### [Exercise]
Write out the review of THE BANKER in full, word for word.

### [Selected extract]
::::::::::

Retro Review: THE BANKER (1989)


THE BANKER
(US - 1989)

Directed by William Webb. Written by Dana Augustine. Cast: Robert Forster, Duncan Regehr, Shanna Reed, Jeff Conaway, Leif Garrett, Richard Roundtree, Juan Garcia, Michael Fairman, Deborah Richter, E.J. Peaker, Marty Dudek, Leigh Wood, Dan Leegant, Julie Hayek, Teri Weigel. (R, 96 mins)

I must've looked at the Virgin Vision VHS box for 1989's THE BANKER a thousand times at the video store back in the day and never pulled the trigger. It's just been released on Blu-ray by Dark Force (because physical media is dead), and the package is dedicated to the film's star, beloved cult actor Robert Forster, who died in 2019. Forster is pretty much the only reason to watch THE BANKER, a rather rote and by-the-numbers slasher/cop thriller that went straight-to-video in December 1989. It's nothing special, but it's nevertheless attained some modicum of cult cache because Quentin Tarantino is allegedly a huge fan of it and is said to have talked it up to a lot of customers during his days working at Video Archives. We know JACKIE BROWN director Tarantino is a huge Forster fan, and to that end, any love one may have for THE BANKER is contingent on your love for Forster. If you're a Forster superfan, then THE BANKER is absolutely required viewing because he's pretty great in it, but then, he was great in everything. I've seen Robert Forster in a lot of bad movies that he only made to pay the bills, but I have yet to see a bad Robert Forster performance.





Robert Forster (1941-2019)

::::::::::

### [Data provided]
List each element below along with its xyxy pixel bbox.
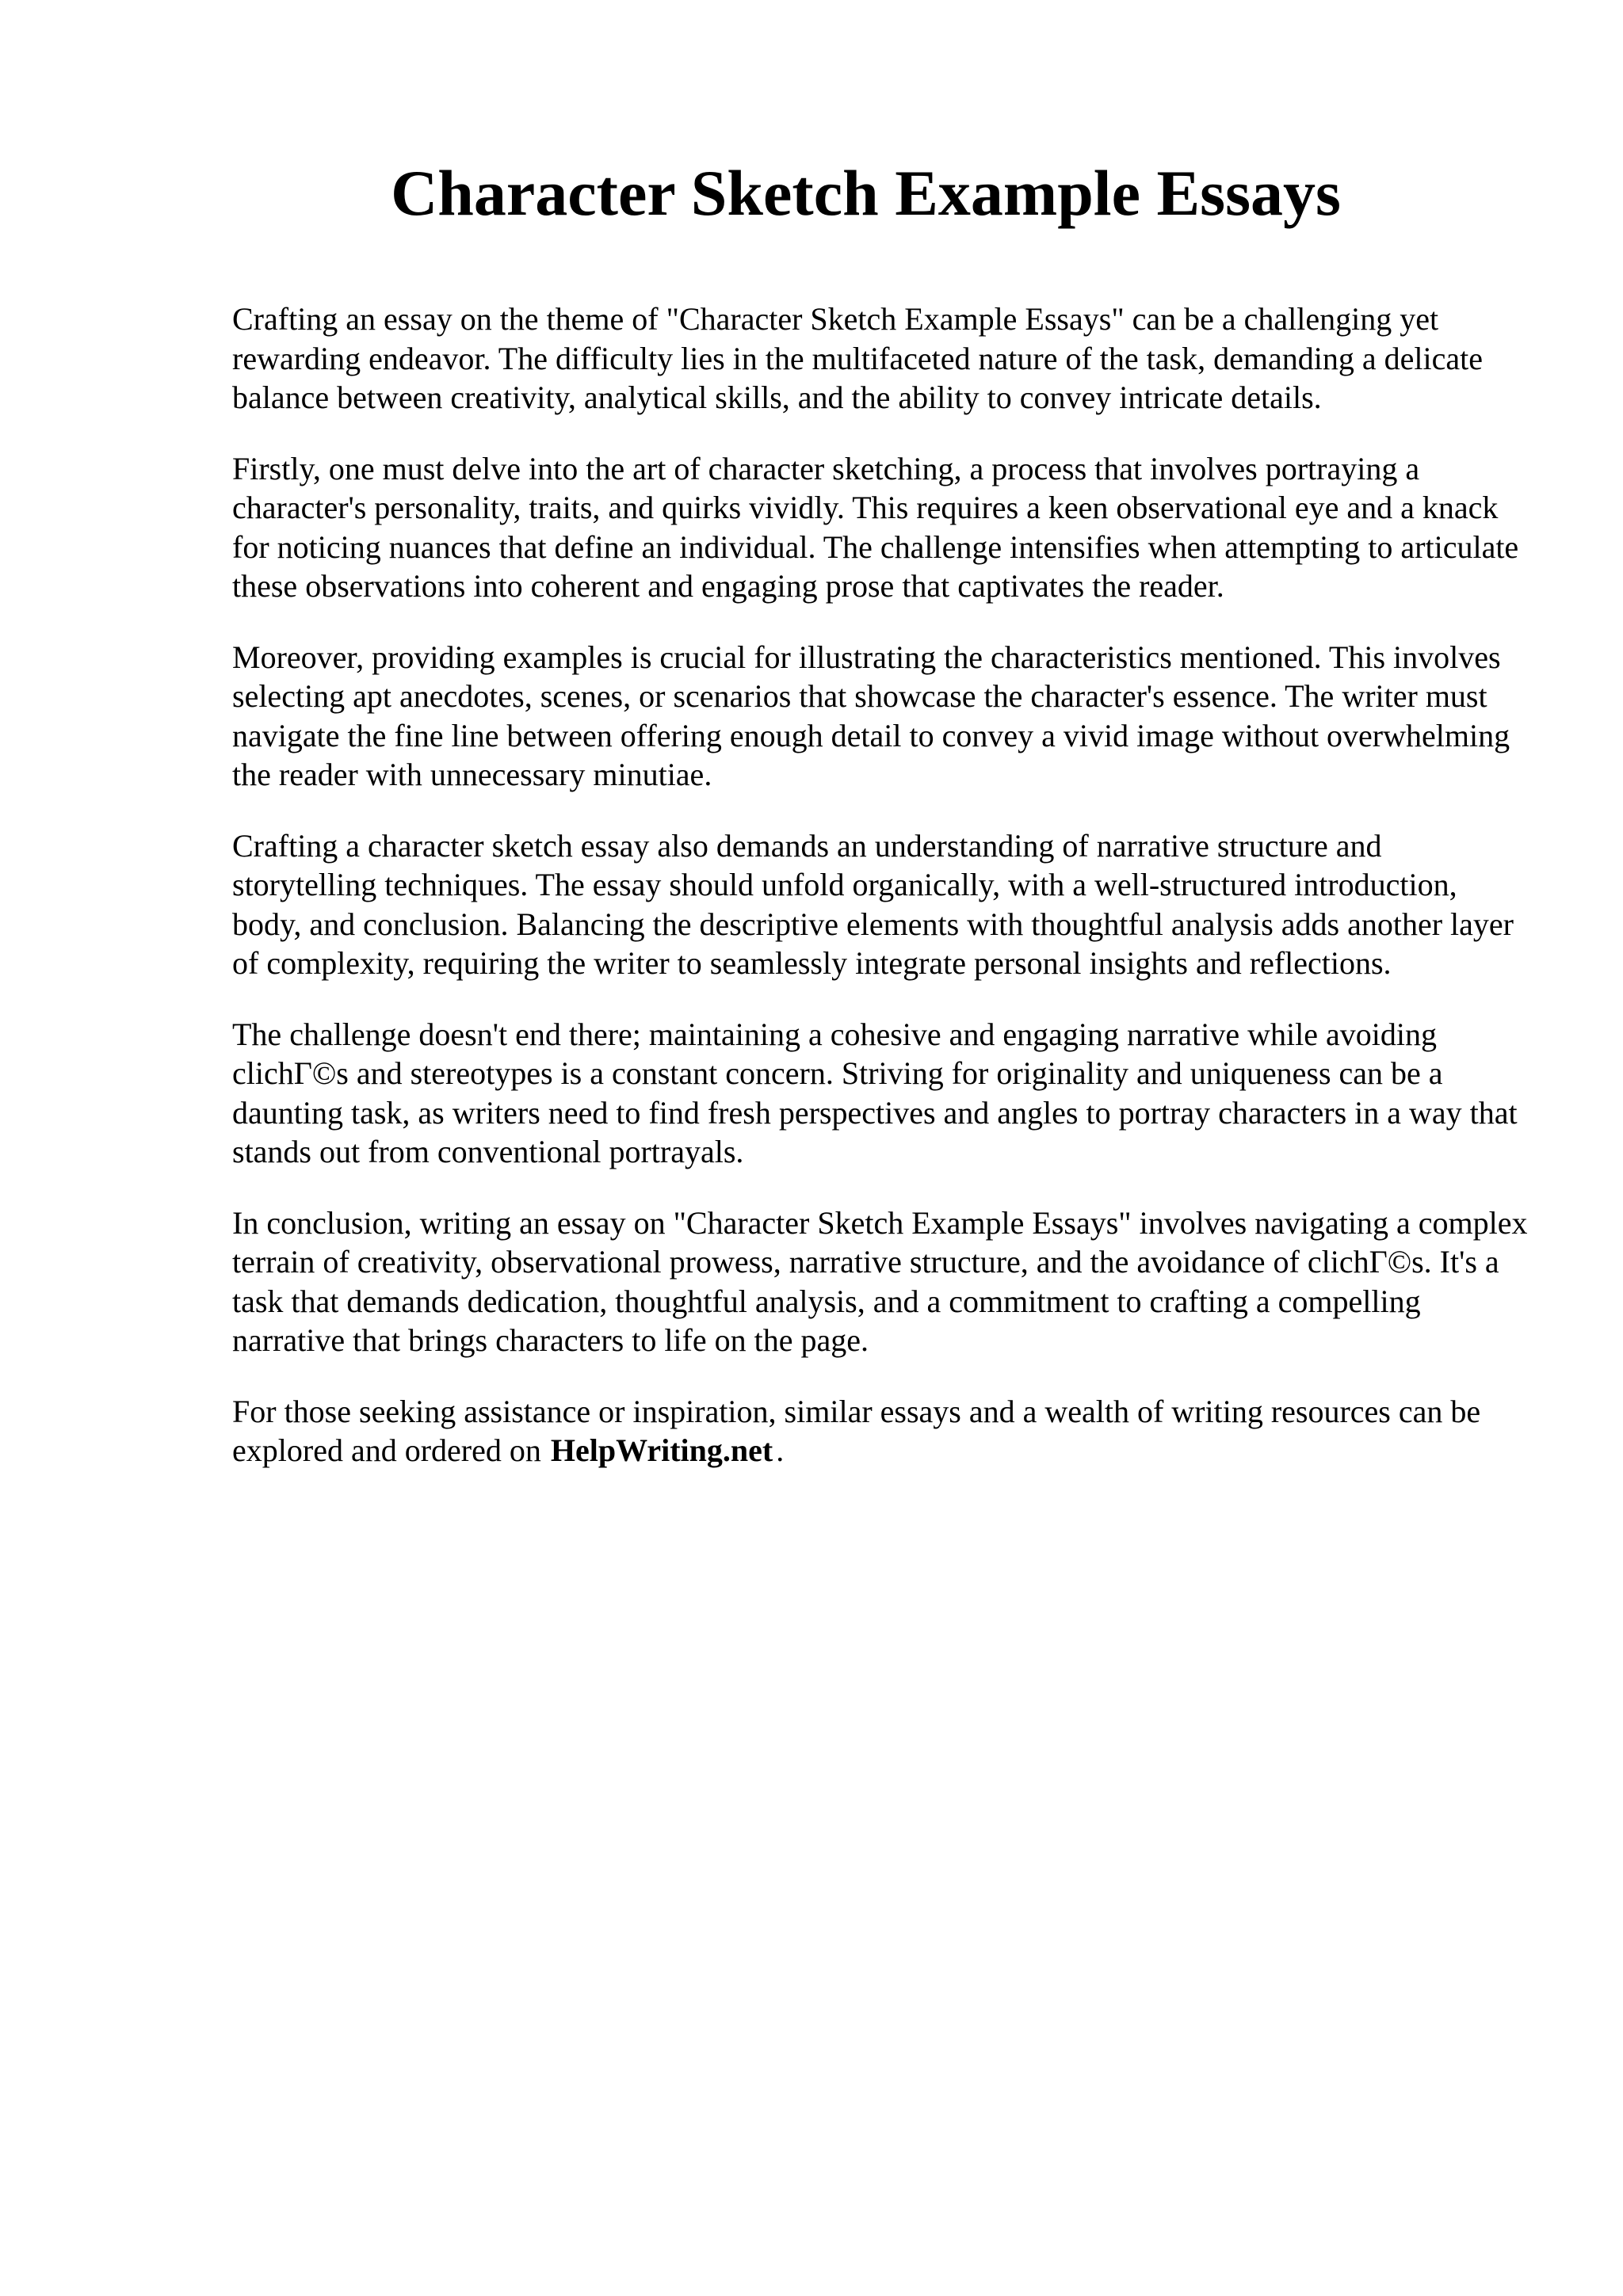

::::::::::

### [Output below]
Retro Review: THE BANKER (1989)


THE BANKER
(US - 1989)

Directed by William Webb. Written by Dana Augustine. Cast: Robert Forster, Duncan Regehr, Shanna Reed, Jeff Conaway, Leif Garrett, Richard Roundtree, Juan Garcia, Michael Fairman, Deborah Richter, E.J. Peaker, Marty Dudek, Leigh Wood, Dan Leegant, Julie Hayek, Teri Weigel. (R, 96 mins)

I must've looked at the Virgin Vision VHS box for 1989's THE BANKER a thousand times at the video store back in the day and never pulled the trigger. It's just been released on Blu-ray by Dark Force (because physical media is dead), and the package is dedicated to the film's star, beloved cult actor Robert Forster, who died in 2019. Forster is pretty much the only reason to watch THE BANKER, a rather rote and by-the-numbers slasher/cop thriller that went straight-to-video in December 1989. It's nothing special, but it's nevertheless attained some modicum of cult cache because Quentin Tarantino is allegedly a huge fan of it and is said to have talked it up to a lot of customers during his days working at Video Archives. We know JACKIE BROWN director Tarantino is a huge Forster fan, and to that end, any love one may have for THE BANKER is contingent on your love for Forster. If you're a Forster superfan, then THE BANKER is absolutely required viewing because he's pretty great in it, but then, he was great in everything. I've seen Robert Forster in a lot of bad movies that he only made to pay the bills, but I have yet to see a bad Robert Forster performance.





Robert Forster (1941-2019)